━━ AVAILABLE DATA

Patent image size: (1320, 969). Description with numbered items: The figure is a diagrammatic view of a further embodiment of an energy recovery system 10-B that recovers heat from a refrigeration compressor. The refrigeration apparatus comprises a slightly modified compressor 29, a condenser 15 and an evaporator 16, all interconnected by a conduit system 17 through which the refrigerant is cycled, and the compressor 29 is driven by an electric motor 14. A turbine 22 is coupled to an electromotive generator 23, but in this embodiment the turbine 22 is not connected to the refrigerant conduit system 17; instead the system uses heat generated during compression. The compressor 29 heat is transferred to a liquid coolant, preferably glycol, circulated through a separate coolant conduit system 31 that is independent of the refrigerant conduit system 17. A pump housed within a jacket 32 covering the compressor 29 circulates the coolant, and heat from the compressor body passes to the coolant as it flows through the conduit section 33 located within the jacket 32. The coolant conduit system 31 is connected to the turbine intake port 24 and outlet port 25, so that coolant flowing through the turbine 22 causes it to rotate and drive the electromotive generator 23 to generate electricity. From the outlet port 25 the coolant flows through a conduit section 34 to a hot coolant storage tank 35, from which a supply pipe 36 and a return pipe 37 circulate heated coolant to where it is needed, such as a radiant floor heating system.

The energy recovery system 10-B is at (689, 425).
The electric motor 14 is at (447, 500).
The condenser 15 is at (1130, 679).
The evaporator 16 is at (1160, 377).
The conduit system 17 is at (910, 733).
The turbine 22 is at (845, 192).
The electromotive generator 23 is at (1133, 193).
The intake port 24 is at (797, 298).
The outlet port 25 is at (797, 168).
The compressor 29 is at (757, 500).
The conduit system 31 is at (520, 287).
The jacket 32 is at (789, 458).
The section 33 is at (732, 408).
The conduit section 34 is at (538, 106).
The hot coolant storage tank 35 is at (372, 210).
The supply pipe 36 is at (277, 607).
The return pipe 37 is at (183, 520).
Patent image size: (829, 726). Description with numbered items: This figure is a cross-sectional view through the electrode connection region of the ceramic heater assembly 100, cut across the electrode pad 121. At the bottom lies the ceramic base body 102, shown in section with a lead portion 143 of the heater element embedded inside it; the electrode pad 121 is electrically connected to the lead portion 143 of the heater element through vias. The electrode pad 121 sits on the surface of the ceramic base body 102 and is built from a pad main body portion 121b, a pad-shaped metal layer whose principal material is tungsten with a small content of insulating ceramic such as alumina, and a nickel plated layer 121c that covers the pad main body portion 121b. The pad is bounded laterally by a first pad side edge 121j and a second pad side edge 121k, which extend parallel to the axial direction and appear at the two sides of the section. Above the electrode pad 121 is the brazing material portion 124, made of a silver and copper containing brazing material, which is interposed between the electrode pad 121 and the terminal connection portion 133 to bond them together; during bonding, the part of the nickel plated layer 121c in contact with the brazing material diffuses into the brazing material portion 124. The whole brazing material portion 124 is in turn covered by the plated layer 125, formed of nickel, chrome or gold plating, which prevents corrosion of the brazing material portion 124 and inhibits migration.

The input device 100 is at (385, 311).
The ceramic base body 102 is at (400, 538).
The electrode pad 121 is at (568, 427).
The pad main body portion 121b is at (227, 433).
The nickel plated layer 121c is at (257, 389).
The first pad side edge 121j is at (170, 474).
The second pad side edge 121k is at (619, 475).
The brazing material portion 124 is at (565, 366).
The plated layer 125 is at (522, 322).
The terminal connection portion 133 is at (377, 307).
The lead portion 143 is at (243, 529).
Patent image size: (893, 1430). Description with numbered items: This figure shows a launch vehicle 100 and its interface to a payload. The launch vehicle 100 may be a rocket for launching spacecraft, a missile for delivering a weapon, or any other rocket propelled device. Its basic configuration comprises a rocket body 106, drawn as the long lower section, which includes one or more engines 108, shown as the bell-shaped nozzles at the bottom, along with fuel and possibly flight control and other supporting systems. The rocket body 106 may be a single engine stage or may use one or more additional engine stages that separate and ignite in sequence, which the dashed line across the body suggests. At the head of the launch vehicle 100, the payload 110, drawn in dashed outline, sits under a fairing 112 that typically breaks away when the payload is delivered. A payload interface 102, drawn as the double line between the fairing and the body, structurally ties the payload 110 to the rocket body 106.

━━━━
━━ AVAILABLE DATA

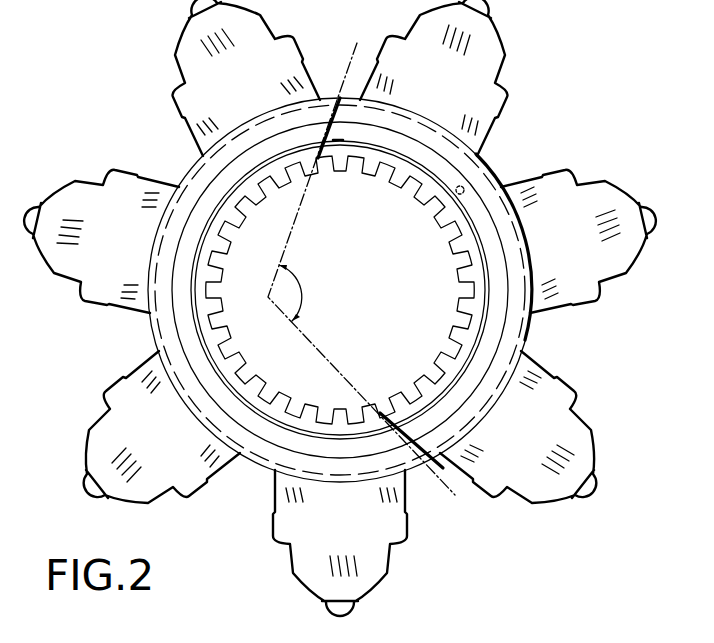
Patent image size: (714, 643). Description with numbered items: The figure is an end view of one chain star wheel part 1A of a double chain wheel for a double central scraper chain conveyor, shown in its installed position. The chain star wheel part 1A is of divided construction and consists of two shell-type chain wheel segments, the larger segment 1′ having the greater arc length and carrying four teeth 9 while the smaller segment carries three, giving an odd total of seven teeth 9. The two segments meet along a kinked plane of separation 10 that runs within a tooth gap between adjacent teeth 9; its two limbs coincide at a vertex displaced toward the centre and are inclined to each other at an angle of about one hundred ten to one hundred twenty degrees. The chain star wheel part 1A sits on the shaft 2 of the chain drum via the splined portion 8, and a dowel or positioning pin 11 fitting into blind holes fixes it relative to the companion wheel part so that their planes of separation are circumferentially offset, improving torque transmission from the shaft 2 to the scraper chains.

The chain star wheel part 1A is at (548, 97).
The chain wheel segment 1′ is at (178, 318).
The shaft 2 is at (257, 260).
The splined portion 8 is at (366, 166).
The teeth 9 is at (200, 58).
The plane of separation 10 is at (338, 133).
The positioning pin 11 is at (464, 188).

━━━━
━━ AVAILABLE DATA

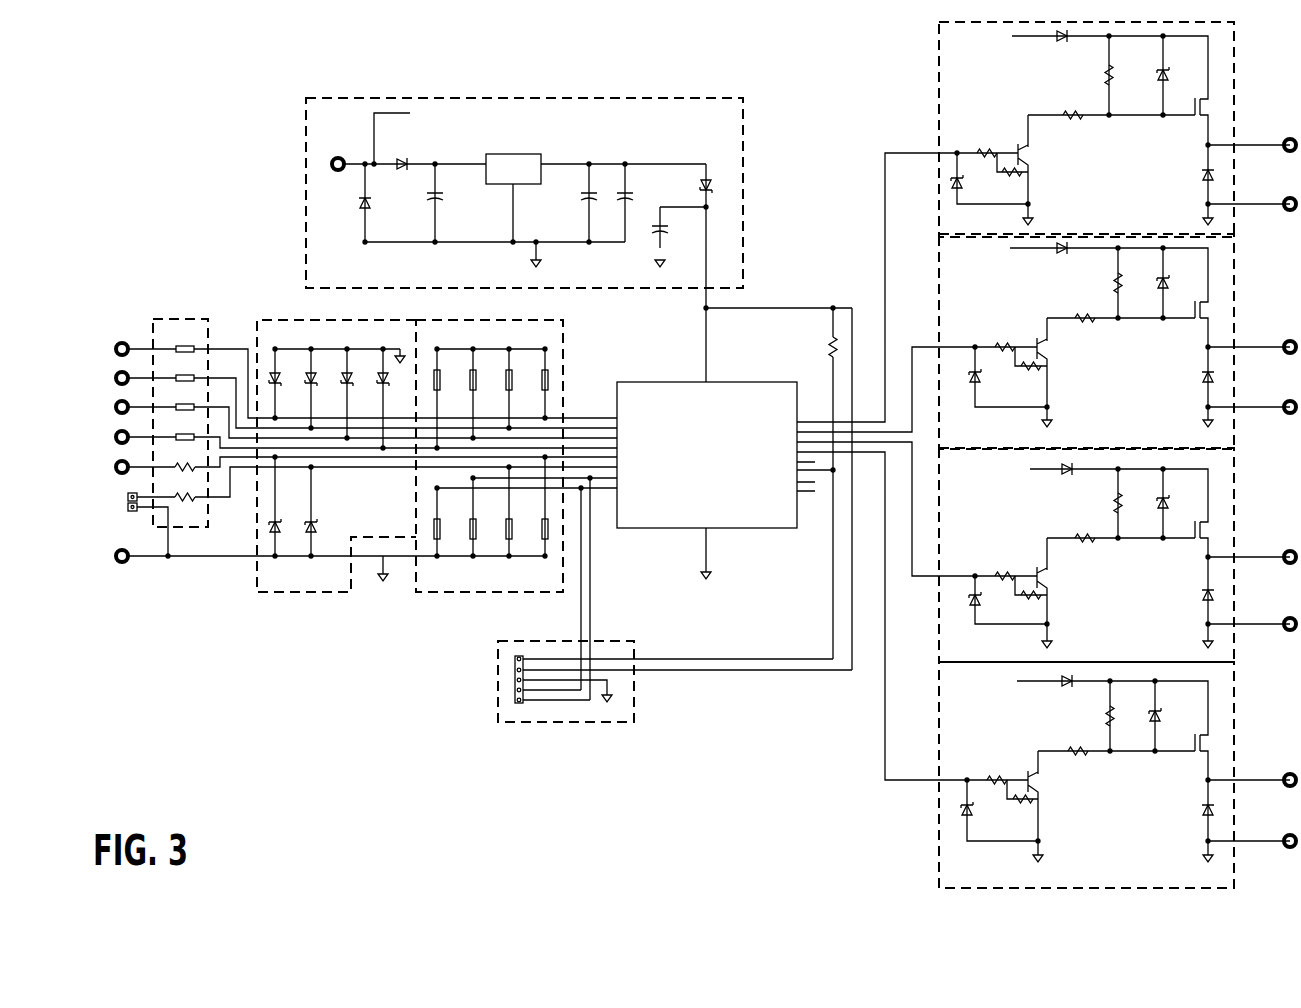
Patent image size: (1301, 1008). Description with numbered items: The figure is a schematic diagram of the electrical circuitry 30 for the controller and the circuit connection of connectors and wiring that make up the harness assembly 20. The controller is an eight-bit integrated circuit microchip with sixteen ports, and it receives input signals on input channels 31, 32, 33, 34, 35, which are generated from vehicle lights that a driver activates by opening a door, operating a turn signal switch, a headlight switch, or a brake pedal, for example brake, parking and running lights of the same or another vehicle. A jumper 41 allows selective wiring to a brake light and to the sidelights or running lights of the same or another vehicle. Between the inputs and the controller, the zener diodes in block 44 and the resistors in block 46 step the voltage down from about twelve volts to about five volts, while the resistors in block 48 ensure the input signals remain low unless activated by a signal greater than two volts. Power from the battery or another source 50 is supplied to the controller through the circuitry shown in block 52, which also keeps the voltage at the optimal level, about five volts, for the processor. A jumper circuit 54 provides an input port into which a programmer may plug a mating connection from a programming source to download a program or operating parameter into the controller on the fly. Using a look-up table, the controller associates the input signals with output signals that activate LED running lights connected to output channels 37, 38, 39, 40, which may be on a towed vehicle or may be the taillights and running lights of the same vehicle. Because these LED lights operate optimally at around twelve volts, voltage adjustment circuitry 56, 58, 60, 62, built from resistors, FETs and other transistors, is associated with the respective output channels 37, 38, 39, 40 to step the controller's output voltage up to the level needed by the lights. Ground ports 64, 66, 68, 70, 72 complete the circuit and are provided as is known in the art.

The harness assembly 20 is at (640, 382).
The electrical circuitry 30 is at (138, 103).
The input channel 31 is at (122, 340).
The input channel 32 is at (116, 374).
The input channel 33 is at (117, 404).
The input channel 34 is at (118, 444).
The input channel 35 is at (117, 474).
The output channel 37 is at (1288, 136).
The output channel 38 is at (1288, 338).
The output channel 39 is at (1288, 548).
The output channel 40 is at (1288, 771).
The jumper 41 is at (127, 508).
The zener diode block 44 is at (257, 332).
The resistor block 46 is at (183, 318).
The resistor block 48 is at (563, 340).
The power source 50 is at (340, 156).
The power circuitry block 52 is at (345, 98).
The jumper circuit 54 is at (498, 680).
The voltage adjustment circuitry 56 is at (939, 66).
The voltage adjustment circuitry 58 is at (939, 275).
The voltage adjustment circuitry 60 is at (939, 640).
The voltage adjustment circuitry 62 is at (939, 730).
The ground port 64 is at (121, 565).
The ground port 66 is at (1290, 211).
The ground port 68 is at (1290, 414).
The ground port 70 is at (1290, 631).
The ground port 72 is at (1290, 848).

━━━━

> [SHORT PROBLEM] List every line in the material above that contains the string "terminal".

> [FINAL ANSWER]
Patent image size: (829, 726). Description with numbered items: This figure is a cross-sectional view through the electrode connection region of the ceramic heater assembly 100, cut across the electrode pad 121. At the bottom lies the ceramic base body 102, shown in section with a lead portion 143 of the heater element embedded inside it; the electrode pad 121 is electrically connected to the lead portion 143 of the heater element through vias. The electrode pad 121 sits on the surface of the ceramic base body 102 and is built from a pad main body portion 121b, a pad-shaped metal layer whose principal material is tungsten with a small content of insulating ceramic such as alumina, and a nickel plated layer 121c that covers the pad main body portion 121b. The pad is bounded laterally by a first pad side edge 121j and a second pad side edge 121k, which extend parallel to the axial direction and appear at the two sides of the section. Above the electrode pad 121 is the brazing material portion 124, made of a silver and copper containing brazing material, which is interposed between the electrode pad 121 and the terminal connection portion 133 to bond them together; during bonding, the part of the nickel plated layer 121c in contact with the brazing material diffuses into the brazing material portion 124. The whole brazing material portion 124 is in turn covered by the plated layer 125, formed of nickel, chrome or gold plating, which prevents corrosion of the brazing material portion 124 and inhibits migration.
The terminal connection portion 133 is at (377, 307).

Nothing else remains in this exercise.